WHAT IS ASKED – Transcribe verbatim every line from the line containing "What does this" to the end of the entries, including both endpoints. Output nothing beyond those lines.

>> start INFORMATION SUPPLIED

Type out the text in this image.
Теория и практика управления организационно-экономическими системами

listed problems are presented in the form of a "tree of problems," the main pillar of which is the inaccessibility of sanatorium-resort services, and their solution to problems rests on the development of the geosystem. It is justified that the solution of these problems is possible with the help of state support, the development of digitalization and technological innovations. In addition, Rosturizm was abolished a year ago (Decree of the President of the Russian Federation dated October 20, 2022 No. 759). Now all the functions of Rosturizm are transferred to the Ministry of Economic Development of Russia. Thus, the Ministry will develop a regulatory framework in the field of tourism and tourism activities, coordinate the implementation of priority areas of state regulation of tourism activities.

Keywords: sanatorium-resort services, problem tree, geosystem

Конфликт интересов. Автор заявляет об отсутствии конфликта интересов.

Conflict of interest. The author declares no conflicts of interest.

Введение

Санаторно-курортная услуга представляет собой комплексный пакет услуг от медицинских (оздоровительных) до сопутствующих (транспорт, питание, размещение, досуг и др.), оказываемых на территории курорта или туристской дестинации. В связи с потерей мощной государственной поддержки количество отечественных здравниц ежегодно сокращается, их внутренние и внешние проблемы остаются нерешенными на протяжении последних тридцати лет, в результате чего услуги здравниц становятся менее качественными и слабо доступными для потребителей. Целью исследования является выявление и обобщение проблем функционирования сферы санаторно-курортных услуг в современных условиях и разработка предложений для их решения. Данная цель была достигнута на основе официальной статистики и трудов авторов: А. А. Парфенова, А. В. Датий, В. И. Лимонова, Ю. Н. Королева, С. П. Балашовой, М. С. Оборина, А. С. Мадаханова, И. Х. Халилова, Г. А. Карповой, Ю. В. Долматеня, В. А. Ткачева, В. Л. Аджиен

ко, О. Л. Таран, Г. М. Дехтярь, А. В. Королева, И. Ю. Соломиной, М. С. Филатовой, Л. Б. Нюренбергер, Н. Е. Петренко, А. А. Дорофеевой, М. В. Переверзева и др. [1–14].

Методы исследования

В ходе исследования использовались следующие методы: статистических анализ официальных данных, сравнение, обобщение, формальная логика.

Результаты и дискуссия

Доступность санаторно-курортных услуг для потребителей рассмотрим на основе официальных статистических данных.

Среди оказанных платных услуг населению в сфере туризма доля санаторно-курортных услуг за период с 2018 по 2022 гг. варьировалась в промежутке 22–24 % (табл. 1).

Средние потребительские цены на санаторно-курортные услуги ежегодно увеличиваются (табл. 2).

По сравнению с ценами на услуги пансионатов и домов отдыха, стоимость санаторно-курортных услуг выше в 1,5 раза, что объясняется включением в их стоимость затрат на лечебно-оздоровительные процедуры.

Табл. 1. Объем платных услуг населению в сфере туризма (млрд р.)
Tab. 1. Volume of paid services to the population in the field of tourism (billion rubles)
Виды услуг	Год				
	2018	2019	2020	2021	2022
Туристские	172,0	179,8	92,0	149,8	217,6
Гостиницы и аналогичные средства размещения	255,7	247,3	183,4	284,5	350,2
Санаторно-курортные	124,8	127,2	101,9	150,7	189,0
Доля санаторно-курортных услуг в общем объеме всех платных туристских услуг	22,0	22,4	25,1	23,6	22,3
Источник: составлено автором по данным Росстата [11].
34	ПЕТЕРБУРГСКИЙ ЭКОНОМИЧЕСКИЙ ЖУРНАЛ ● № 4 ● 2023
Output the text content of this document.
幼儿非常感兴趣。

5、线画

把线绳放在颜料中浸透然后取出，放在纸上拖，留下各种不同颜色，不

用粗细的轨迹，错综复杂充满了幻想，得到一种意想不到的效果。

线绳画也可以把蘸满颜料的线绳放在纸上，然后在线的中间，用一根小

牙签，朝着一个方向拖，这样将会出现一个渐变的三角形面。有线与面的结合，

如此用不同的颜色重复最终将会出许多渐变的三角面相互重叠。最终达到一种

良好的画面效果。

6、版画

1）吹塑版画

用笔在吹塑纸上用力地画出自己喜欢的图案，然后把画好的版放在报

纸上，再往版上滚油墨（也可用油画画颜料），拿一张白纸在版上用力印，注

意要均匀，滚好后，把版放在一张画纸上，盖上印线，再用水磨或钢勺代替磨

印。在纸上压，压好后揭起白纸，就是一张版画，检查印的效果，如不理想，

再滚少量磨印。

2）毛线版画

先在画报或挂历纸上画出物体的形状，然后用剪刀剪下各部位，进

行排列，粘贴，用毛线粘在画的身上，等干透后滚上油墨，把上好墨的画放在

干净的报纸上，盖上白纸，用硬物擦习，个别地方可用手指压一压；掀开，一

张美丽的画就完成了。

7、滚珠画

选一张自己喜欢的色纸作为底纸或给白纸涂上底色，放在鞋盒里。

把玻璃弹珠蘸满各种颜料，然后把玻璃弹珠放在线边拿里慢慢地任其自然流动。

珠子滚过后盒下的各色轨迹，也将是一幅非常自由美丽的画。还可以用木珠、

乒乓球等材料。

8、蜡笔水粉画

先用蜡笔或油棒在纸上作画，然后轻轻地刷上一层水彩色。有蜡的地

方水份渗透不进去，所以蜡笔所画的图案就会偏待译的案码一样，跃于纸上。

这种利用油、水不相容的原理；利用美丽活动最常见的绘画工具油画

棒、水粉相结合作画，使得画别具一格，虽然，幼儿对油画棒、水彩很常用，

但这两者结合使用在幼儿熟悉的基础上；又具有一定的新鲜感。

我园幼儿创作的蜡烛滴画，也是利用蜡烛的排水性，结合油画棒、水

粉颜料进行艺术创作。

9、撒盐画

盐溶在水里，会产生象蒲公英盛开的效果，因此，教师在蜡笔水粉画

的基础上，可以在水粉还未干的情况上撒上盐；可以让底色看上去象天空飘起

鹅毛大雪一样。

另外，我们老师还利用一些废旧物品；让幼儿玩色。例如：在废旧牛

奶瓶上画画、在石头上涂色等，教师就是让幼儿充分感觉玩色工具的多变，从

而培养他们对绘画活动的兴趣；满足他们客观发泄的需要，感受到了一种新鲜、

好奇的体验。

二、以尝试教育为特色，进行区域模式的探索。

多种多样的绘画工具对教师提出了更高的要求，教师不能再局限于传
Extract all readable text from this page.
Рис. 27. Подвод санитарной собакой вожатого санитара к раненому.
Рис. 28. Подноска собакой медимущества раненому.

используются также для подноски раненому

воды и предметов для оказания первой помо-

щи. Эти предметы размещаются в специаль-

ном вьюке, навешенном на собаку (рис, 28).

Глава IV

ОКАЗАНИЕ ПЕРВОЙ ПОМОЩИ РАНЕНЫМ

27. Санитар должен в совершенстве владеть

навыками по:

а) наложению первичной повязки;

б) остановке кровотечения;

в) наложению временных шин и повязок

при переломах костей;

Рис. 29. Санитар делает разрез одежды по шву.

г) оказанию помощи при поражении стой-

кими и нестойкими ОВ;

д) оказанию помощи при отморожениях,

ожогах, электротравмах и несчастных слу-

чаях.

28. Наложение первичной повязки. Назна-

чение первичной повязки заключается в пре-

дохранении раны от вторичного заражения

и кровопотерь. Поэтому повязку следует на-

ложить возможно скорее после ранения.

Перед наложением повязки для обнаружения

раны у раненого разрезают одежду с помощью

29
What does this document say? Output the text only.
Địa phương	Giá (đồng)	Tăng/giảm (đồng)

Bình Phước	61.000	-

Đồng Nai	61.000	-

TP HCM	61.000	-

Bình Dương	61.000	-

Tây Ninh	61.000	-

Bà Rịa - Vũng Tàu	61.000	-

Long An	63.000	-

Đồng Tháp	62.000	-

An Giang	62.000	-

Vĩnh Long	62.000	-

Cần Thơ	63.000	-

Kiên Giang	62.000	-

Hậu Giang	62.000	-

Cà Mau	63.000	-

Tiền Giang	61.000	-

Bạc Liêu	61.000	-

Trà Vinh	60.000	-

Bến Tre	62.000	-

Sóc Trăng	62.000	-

>> end INFORMATION SUPPLIED

REPLY TO THE TASK –
What does this document say? Output the text only.
Địa phương	Giá (đồng)	Tăng/giảm (đồng)

Bình Phước	61.000	-

Đồng Nai	61.000	-

TP HCM	61.000	-

Bình Dương	61.000	-

Tây Ninh	61.000	-

Bà Rịa - Vũng Tàu	61.000	-

Long An	63.000	-

Đồng Tháp	62.000	-

An Giang	62.000	-

Vĩnh Long	62.000	-

Cần Thơ	63.000	-

Kiên Giang	62.000	-

Hậu Giang	62.000	-

Cà Mau	63.000	-

Tiền Giang	61.000	-

Bạc Liêu	61.000	-

Trà Vinh	60.000	-

Bến Tre	62.000	-

Sóc Trăng	62.000	-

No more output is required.